§ **Exercise task**
Which lines include the word "DIRECTIONAL"? Copy each of them.

Extracted data entries:
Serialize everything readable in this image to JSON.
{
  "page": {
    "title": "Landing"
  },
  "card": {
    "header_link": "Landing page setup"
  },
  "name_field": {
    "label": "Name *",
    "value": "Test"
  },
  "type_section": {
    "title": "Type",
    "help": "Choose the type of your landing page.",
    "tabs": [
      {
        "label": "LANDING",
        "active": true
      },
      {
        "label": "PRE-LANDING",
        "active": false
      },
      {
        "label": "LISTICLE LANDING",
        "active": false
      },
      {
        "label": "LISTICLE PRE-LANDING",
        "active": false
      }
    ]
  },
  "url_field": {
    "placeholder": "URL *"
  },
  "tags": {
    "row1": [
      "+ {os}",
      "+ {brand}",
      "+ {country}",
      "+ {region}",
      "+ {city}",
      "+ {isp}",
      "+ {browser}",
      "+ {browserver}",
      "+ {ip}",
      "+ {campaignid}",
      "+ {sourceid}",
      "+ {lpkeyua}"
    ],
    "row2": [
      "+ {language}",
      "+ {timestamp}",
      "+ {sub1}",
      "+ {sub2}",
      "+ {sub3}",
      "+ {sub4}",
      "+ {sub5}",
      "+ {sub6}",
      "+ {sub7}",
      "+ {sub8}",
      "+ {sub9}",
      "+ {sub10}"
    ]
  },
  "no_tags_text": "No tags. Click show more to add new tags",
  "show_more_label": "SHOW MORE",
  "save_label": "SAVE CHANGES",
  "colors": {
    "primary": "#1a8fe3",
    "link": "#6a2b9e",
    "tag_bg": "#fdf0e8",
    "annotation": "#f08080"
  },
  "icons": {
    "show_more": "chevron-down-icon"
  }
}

* * *

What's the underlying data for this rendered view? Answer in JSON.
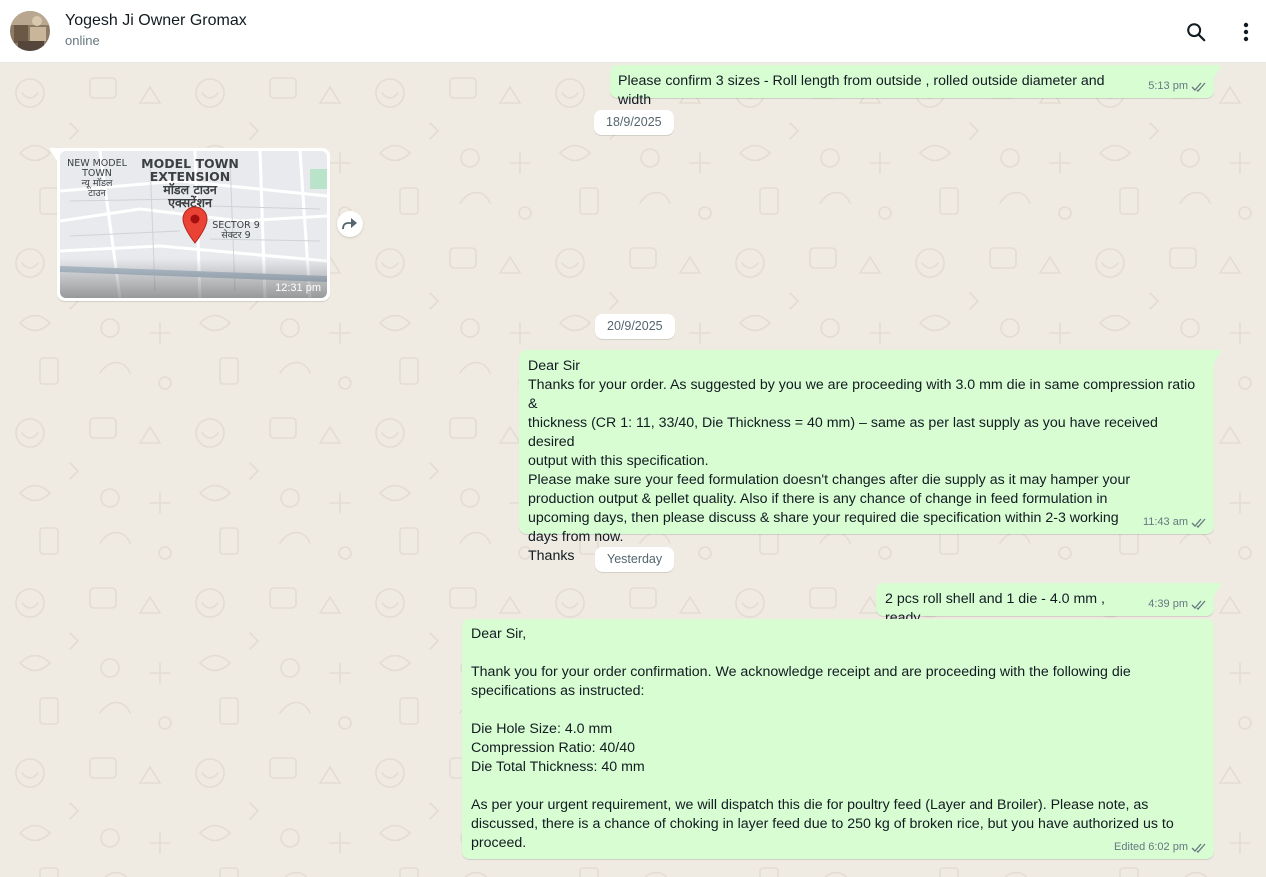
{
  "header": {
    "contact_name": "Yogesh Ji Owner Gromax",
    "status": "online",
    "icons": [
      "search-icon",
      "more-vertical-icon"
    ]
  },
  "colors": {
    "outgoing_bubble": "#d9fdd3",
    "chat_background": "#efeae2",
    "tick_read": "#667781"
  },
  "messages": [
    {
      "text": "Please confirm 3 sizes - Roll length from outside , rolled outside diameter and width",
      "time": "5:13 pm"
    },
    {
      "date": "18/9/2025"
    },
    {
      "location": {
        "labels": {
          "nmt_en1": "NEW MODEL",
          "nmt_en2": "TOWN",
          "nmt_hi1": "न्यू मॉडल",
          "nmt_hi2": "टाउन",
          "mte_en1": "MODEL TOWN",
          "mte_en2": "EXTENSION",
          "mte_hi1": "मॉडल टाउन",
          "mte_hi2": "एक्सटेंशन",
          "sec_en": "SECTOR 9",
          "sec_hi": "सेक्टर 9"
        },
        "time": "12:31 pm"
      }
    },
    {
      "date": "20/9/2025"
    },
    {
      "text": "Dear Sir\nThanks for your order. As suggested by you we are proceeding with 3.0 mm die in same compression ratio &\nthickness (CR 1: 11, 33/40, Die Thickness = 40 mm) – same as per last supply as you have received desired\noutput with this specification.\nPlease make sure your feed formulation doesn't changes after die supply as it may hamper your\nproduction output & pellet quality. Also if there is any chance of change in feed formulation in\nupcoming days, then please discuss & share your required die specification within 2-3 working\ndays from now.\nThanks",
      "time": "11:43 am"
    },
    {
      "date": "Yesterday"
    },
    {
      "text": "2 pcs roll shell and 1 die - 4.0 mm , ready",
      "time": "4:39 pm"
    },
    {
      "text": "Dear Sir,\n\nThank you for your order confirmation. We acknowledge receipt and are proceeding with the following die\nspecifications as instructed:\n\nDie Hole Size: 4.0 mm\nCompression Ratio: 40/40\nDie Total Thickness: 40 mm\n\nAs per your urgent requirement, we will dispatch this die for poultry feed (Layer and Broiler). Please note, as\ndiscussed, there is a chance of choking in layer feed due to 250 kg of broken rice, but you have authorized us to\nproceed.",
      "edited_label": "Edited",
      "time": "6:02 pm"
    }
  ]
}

---

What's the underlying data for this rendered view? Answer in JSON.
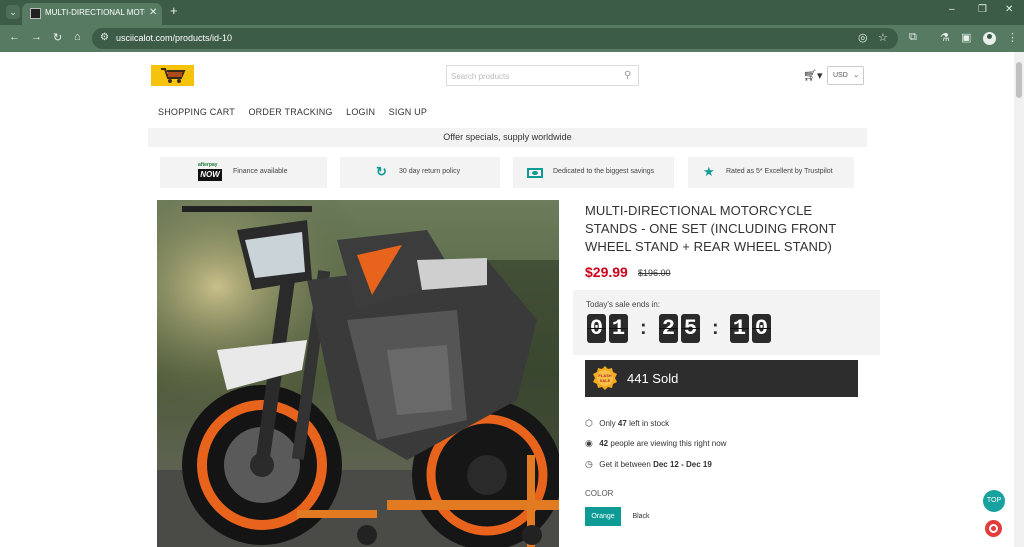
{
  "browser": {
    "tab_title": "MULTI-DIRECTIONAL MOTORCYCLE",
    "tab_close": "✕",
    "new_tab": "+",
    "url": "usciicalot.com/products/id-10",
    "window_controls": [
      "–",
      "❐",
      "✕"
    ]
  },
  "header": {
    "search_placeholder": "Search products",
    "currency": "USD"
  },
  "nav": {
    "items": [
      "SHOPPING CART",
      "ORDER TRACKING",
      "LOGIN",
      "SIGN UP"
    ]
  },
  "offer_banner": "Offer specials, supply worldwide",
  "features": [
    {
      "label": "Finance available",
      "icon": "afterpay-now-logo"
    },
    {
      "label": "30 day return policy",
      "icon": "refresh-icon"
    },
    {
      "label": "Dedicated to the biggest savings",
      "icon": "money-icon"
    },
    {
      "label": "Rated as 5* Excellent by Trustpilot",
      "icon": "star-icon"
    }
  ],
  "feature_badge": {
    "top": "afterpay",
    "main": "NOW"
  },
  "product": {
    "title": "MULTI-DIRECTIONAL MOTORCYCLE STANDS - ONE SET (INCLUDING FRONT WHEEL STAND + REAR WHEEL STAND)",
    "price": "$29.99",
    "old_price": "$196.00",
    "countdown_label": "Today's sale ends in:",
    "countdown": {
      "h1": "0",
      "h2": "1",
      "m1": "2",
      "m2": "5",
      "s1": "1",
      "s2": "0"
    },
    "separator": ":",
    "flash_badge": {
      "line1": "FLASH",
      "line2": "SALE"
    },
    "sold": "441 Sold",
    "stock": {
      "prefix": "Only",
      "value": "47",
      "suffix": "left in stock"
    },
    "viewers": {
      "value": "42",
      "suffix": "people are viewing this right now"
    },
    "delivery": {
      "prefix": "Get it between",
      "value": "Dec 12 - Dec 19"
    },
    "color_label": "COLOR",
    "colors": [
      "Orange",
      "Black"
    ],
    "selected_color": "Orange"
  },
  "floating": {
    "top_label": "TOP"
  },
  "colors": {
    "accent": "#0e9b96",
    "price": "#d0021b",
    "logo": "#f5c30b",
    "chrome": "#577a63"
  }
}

§ **Full solution**
    "tab_title": "MULTI-DIRECTIONAL MOTORCYCLE",
    "title": "MULTI-DIRECTIONAL MOTORCYCLE STANDS - ONE SET (INCLUDING FRONT WHEEL STAND + REAR WHEEL STAND)",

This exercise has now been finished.